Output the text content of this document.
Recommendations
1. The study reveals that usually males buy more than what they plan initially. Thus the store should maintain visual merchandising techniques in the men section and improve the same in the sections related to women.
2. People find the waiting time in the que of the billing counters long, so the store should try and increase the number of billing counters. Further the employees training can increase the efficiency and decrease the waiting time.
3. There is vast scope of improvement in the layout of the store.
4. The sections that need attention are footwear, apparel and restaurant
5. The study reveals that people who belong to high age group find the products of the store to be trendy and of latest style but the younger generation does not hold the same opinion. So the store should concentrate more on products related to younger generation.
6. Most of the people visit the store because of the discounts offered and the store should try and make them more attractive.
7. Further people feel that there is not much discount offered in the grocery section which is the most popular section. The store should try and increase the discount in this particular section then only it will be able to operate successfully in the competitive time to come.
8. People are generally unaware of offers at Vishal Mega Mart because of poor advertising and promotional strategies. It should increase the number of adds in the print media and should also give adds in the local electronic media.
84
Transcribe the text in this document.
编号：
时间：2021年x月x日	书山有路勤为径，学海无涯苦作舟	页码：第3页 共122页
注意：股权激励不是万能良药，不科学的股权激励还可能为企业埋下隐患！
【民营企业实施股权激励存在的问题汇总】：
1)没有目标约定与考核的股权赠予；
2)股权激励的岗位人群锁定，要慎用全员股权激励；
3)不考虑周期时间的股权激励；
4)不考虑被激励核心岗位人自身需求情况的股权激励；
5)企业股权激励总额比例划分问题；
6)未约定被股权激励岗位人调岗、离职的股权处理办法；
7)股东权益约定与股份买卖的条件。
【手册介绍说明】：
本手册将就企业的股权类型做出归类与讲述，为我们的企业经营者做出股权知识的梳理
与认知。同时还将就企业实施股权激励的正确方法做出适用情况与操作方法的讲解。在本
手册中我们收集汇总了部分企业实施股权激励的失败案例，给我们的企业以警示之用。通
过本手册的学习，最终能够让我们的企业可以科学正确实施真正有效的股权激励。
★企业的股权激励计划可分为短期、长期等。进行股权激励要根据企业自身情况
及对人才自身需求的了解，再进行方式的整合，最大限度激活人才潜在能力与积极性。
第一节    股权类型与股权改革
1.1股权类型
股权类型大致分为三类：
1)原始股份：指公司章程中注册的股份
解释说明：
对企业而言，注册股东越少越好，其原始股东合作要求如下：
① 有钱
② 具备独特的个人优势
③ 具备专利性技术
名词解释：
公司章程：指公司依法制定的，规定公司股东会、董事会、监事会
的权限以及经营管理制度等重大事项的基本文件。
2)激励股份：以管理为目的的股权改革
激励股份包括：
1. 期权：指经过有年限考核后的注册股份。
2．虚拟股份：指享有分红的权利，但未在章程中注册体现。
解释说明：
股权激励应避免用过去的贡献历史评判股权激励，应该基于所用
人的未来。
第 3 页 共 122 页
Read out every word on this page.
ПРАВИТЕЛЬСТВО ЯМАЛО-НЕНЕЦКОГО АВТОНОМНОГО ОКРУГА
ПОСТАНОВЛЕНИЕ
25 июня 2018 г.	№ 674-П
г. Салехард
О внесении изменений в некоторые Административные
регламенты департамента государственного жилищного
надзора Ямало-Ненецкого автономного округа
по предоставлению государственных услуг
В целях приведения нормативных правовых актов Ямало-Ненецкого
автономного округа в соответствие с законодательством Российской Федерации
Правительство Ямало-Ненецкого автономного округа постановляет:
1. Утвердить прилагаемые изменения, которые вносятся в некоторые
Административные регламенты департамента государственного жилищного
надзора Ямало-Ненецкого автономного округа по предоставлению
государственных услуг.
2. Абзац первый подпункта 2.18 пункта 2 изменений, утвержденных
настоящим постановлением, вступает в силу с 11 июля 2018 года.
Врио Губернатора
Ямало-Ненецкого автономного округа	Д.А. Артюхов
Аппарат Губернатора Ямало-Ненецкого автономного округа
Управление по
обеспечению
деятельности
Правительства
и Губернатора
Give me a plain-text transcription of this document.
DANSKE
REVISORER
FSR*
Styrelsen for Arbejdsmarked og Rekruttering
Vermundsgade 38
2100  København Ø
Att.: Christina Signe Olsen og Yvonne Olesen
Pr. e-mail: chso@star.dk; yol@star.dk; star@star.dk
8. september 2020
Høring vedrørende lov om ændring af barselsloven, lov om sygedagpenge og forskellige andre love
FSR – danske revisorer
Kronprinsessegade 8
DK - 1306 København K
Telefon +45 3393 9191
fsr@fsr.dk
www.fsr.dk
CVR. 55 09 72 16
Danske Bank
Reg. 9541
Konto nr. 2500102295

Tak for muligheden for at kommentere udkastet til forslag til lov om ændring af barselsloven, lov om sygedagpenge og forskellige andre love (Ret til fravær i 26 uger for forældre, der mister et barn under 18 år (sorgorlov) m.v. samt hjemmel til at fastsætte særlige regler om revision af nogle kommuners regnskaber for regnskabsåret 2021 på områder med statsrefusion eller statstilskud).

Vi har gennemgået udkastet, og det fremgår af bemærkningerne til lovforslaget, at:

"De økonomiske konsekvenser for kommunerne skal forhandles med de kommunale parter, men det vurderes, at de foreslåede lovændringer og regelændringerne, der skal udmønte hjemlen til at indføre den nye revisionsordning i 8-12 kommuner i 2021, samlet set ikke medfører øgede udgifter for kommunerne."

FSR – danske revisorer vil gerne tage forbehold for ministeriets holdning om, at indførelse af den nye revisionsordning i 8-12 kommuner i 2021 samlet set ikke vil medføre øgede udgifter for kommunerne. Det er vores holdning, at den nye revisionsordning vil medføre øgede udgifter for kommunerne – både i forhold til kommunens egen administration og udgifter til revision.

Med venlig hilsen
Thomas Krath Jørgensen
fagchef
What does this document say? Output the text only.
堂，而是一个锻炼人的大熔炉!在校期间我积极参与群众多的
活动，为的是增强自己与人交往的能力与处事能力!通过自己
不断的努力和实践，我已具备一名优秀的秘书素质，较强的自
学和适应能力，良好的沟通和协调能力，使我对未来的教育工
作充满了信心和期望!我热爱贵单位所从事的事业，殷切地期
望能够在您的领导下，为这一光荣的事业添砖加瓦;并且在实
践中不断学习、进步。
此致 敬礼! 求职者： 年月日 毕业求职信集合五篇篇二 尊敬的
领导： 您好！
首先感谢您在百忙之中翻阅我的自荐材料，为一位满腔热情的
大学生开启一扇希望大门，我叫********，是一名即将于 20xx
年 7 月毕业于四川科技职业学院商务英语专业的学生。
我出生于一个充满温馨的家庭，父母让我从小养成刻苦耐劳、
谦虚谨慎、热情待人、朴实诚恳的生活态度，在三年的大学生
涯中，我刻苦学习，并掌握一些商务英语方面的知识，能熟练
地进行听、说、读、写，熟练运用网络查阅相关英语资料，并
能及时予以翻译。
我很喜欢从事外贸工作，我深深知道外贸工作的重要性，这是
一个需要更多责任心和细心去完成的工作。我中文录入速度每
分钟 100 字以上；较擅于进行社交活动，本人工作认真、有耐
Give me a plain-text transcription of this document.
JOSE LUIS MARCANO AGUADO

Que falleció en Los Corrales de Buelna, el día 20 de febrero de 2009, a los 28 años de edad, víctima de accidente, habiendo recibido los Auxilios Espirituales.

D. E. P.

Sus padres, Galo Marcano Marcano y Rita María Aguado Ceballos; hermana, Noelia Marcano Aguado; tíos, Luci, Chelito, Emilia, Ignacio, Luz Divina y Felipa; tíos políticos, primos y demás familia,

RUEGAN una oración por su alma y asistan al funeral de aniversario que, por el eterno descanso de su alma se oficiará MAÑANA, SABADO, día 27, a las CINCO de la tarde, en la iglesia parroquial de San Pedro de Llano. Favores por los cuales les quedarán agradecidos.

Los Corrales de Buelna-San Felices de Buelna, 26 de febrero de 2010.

Required task: Repeat the lines above exactly.

Task response:
Output the text content of this document.
Recommendations
1. The study reveals that usually males buy more than what they plan initially. Thus the store should maintain visual merchandising techniques in the men section and improve the same in the sections related to women.
2. People find the waiting time in the que of the billing counters long, so the store should try and increase the number of billing counters. Further the employees training can increase the efficiency and decrease the waiting time.
3. There is vast scope of improvement in the layout of the store.
4. The sections that need attention are footwear, apparel and restaurant
5. The study reveals that people who belong to high age group find the products of the store to be trendy and of latest style but the younger generation does not hold the same opinion. So the store should concentrate more on products related to younger generation.
6. Most of the people visit the store because of the discounts offered and the store should try and make them more attractive.
7. Further people feel that there is not much discount offered in the grocery section which is the most popular section. The store should try and increase the discount in this particular section then only it will be able to operate successfully in the competitive time to come.
8. People are generally unaware of offers at Vishal Mega Mart because of poor advertising and promotional strategies. It should increase the number of adds in the print media and should also give adds in the local electronic media.
84
Transcribe the text in this document.
编号：
时间：2021年x月x日	书山有路勤为径，学海无涯苦作舟	页码：第3页 共122页
注意：股权激励不是万能良药，不科学的股权激励还可能为企业埋下隐患！
【民营企业实施股权激励存在的问题汇总】：
1)没有目标约定与考核的股权赠予；
2)股权激励的岗位人群锁定，要慎用全员股权激励；
3)不考虑周期时间的股权激励；
4)不考虑被激励核心岗位人自身需求情况的股权激励；
5)企业股权激励总额比例划分问题；
6)未约定被股权激励岗位人调岗、离职的股权处理办法；
7)股东权益约定与股份买卖的条件。
【手册介绍说明】：
本手册将就企业的股权类型做出归类与讲述，为我们的企业经营者做出股权知识的梳理
与认知。同时还将就企业实施股权激励的正确方法做出适用情况与操作方法的讲解。在本
手册中我们收集汇总了部分企业实施股权激励的失败案例，给我们的企业以警示之用。通
过本手册的学习，最终能够让我们的企业可以科学正确实施真正有效的股权激励。
★企业的股权激励计划可分为短期、长期等。进行股权激励要根据企业自身情况
及对人才自身需求的了解，再进行方式的整合，最大限度激活人才潜在能力与积极性。
第一节    股权类型与股权改革
1.1股权类型
股权类型大致分为三类：
1)原始股份：指公司章程中注册的股份
解释说明：
对企业而言，注册股东越少越好，其原始股东合作要求如下：
① 有钱
② 具备独特的个人优势
③ 具备专利性技术
名词解释：
公司章程：指公司依法制定的，规定公司股东会、董事会、监事会
的权限以及经营管理制度等重大事项的基本文件。
2)激励股份：以管理为目的的股权改革
激励股份包括：
1. 期权：指经过有年限考核后的注册股份。
2．虚拟股份：指享有分红的权利，但未在章程中注册体现。
解释说明：
股权激励应避免用过去的贡献历史评判股权激励，应该基于所用
人的未来。
第 3 页 共 122 页
Read out every word on this page.
ПРАВИТЕЛЬСТВО ЯМАЛО-НЕНЕЦКОГО АВТОНОМНОГО ОКРУГА
ПОСТАНОВЛЕНИЕ
25 июня 2018 г.	№ 674-П
г. Салехард
О внесении изменений в некоторые Административные
регламенты департамента государственного жилищного
надзора Ямало-Ненецкого автономного округа
по предоставлению государственных услуг
В целях приведения нормативных правовых актов Ямало-Ненецкого
автономного округа в соответствие с законодательством Российской Федерации
Правительство Ямало-Ненецкого автономного округа постановляет:
1. Утвердить прилагаемые изменения, которые вносятся в некоторые
Административные регламенты департамента государственного жилищного
надзора Ямало-Ненецкого автономного округа по предоставлению
государственных услуг.
2. Абзац первый подпункта 2.18 пункта 2 изменений, утвержденных
настоящим постановлением, вступает в силу с 11 июля 2018 года.
Врио Губернатора
Ямало-Ненецкого автономного округа	Д.А. Артюхов
Аппарат Губернатора Ямало-Ненецкого автономного округа
Управление по
обеспечению
деятельности
Правительства
и Губернатора
Give me a plain-text transcription of this document.
DANSKE
REVISORER
FSR*
Styrelsen for Arbejdsmarked og Rekruttering
Vermundsgade 38
2100  København Ø
Att.: Christina Signe Olsen og Yvonne Olesen
Pr. e-mail: chso@star.dk; yol@star.dk; star@star.dk
8. september 2020
Høring vedrørende lov om ændring af barselsloven, lov om sygedagpenge og forskellige andre love
FSR – danske revisorer
Kronprinsessegade 8
DK - 1306 København K
Telefon +45 3393 9191
fsr@fsr.dk
www.fsr.dk
CVR. 55 09 72 16
Danske Bank
Reg. 9541
Konto nr. 2500102295

Tak for muligheden for at kommentere udkastet til forslag til lov om ændring af barselsloven, lov om sygedagpenge og forskellige andre love (Ret til fravær i 26 uger for forældre, der mister et barn under 18 år (sorgorlov) m.v. samt hjemmel til at fastsætte særlige regler om revision af nogle kommuners regnskaber for regnskabsåret 2021 på områder med statsrefusion eller statstilskud).

Vi har gennemgået udkastet, og det fremgår af bemærkningerne til lovforslaget, at:

"De økonomiske konsekvenser for kommunerne skal forhandles med de kommunale parter, men det vurderes, at de foreslåede lovændringer og regelændringerne, der skal udmønte hjemlen til at indføre den nye revisionsordning i 8-12 kommuner i 2021, samlet set ikke medfører øgede udgifter for kommunerne."

FSR – danske revisorer vil gerne tage forbehold for ministeriets holdning om, at indførelse af den nye revisionsordning i 8-12 kommuner i 2021 samlet set ikke vil medføre øgede udgifter for kommunerne. Det er vores holdning, at den nye revisionsordning vil medføre øgede udgifter for kommunerne – både i forhold til kommunens egen administration og udgifter til revision.

Med venlig hilsen
Thomas Krath Jørgensen
fagchef
What does this document say? Output the text only.
堂，而是一个锻炼人的大熔炉!在校期间我积极参与群众多的
活动，为的是增强自己与人交往的能力与处事能力!通过自己
不断的努力和实践，我已具备一名优秀的秘书素质，较强的自
学和适应能力，良好的沟通和协调能力，使我对未来的教育工
作充满了信心和期望!我热爱贵单位所从事的事业，殷切地期
望能够在您的领导下，为这一光荣的事业添砖加瓦;并且在实
践中不断学习、进步。
此致 敬礼! 求职者： 年月日 毕业求职信集合五篇篇二 尊敬的
领导： 您好！
首先感谢您在百忙之中翻阅我的自荐材料，为一位满腔热情的
大学生开启一扇希望大门，我叫********，是一名即将于 20xx
年 7 月毕业于四川科技职业学院商务英语专业的学生。
我出生于一个充满温馨的家庭，父母让我从小养成刻苦耐劳、
谦虚谨慎、热情待人、朴实诚恳的生活态度，在三年的大学生
涯中，我刻苦学习，并掌握一些商务英语方面的知识，能熟练
地进行听、说、读、写，熟练运用网络查阅相关英语资料，并
能及时予以翻译。
我很喜欢从事外贸工作，我深深知道外贸工作的重要性，这是
一个需要更多责任心和细心去完成的工作。我中文录入速度每
分钟 100 字以上；较擅于进行社交活动，本人工作认真、有耐
Give me a plain-text transcription of this document.
JOSE LUIS MARCANO AGUADO

Que falleció en Los Corrales de Buelna, el día 20 de febrero de 2009, a los 28 años de edad, víctima de accidente, habiendo recibido los Auxilios Espirituales.

D. E. P.

Sus padres, Galo Marcano Marcano y Rita María Aguado Ceballos; hermana, Noelia Marcano Aguado; tíos, Luci, Chelito, Emilia, Ignacio, Luz Divina y Felipa; tíos políticos, primos y demás familia,

RUEGAN una oración por su alma y asistan al funeral de aniversario que, por el eterno descanso de su alma se oficiará MAÑANA, SABADO, día 27, a las CINCO de la tarde, en la iglesia parroquial de San Pedro de Llano. Favores por los cuales les quedarán agradecidos.

Los Corrales de Buelna-San Felices de Buelna, 26 de febrero de 2010.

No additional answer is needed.